■ TASK DIRECTIONS
From the data that follows, copy every line holding the string "Roma".

■ PROVIDED DATA
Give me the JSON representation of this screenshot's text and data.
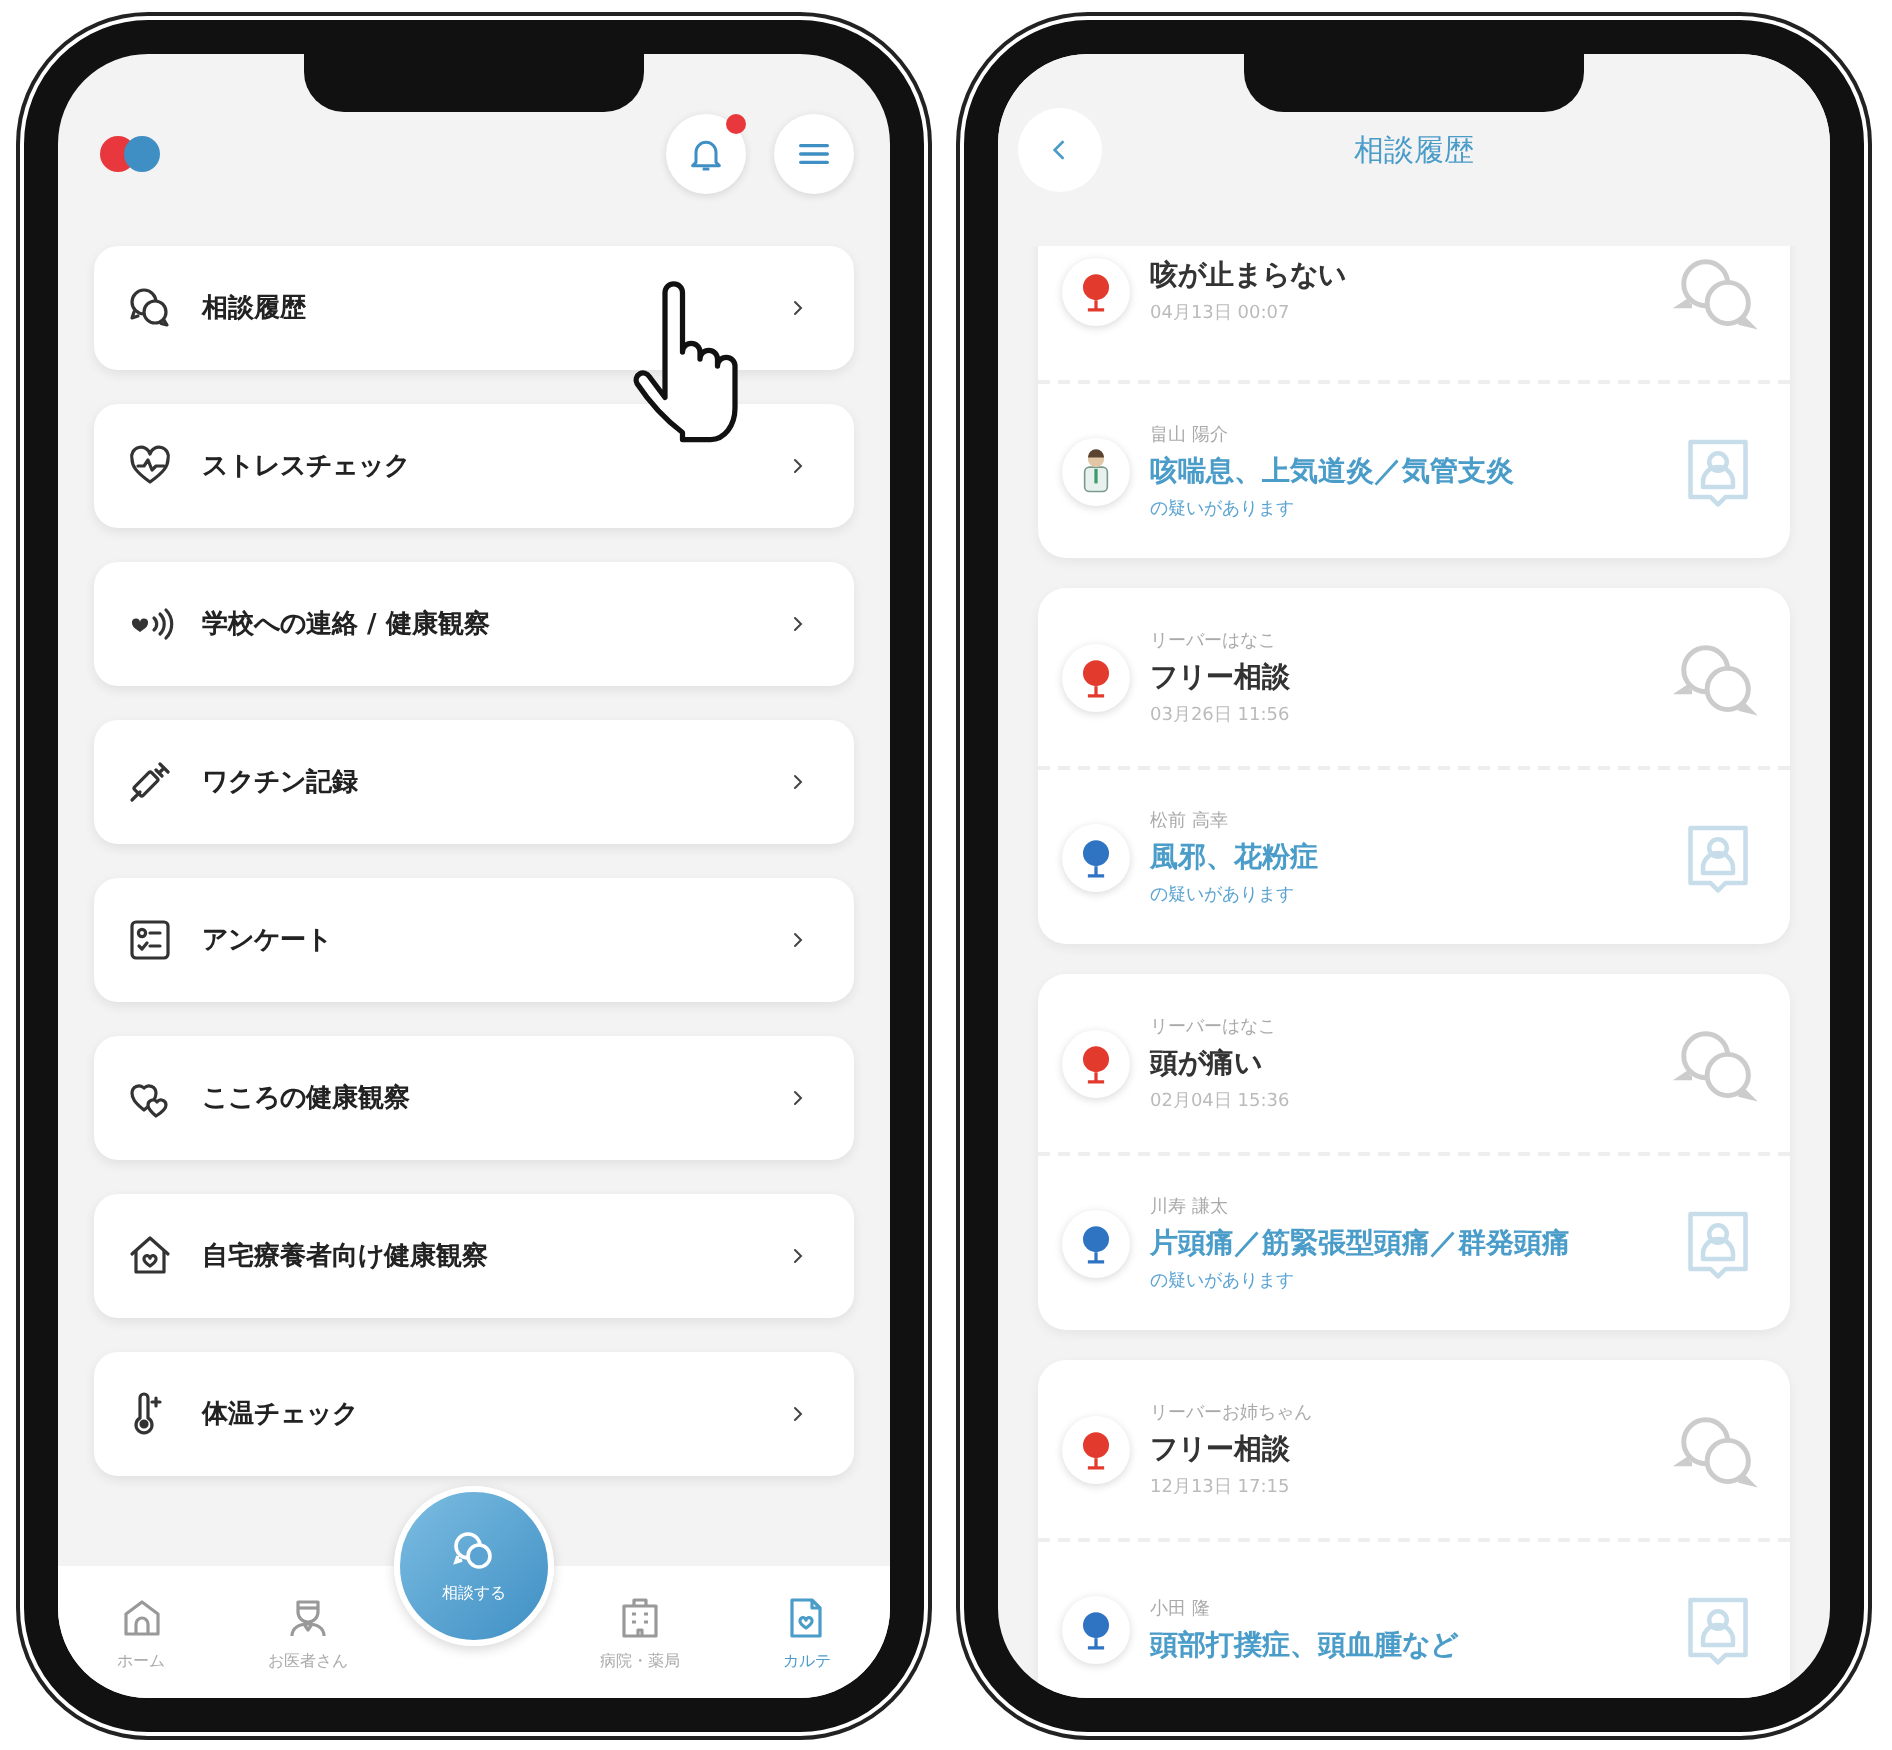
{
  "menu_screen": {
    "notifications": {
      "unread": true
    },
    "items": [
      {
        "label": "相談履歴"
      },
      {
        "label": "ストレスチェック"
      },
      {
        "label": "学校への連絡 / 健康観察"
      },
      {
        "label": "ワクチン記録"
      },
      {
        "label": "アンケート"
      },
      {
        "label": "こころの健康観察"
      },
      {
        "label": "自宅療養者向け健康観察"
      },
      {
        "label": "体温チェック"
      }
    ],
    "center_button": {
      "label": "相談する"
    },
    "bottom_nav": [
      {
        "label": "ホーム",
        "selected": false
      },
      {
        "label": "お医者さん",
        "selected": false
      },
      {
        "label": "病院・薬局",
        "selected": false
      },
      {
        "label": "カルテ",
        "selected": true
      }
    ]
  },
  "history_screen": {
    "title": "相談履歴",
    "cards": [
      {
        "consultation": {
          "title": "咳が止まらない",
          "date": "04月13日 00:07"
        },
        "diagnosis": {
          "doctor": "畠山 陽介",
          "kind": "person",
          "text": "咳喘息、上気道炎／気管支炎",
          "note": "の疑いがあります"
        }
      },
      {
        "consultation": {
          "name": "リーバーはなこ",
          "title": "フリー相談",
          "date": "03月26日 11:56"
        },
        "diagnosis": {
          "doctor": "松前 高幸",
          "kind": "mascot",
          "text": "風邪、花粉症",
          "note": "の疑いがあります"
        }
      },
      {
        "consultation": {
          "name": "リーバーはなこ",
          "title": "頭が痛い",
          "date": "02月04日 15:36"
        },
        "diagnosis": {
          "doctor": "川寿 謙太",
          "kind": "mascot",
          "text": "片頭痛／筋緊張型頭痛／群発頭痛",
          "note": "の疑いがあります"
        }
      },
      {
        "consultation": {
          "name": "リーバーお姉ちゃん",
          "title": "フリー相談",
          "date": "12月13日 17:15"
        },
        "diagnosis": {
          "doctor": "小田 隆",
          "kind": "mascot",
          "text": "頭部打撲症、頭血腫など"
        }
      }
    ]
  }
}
...
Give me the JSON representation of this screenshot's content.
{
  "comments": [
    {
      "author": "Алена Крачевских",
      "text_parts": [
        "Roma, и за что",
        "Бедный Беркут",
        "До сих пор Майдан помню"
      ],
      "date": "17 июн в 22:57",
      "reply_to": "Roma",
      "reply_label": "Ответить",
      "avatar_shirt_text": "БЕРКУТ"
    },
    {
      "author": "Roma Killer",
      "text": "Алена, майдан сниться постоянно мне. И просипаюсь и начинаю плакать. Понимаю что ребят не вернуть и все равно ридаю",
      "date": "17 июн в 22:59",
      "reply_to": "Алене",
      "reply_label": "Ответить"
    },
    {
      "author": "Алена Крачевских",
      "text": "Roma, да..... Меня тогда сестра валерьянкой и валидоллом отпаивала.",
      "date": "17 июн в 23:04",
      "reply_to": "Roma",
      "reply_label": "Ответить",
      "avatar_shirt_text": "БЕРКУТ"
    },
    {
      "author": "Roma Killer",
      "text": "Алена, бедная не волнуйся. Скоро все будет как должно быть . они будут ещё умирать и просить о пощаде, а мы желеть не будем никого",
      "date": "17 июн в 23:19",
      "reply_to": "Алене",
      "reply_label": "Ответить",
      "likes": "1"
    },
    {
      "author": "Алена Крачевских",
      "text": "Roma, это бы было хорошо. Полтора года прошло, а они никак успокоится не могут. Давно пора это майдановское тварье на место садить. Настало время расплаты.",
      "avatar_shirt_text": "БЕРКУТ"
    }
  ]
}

■ RESULT FOR THIS TASK
        "Roma, и за что",
      "reply_to": "Roma",
      "author": "Roma Killer",
      "text": "Roma, да..... Меня тогда сестра валерьянкой и валидоллом отпаивала.",
      "reply_to": "Roma",
      "author": "Roma Killer",
      "text": "Roma, это бы было хорошо. Полтора года прошло, а они никак успокоится не могут. Давно пора это майдановское тварье на место садить. Настало время расплаты.",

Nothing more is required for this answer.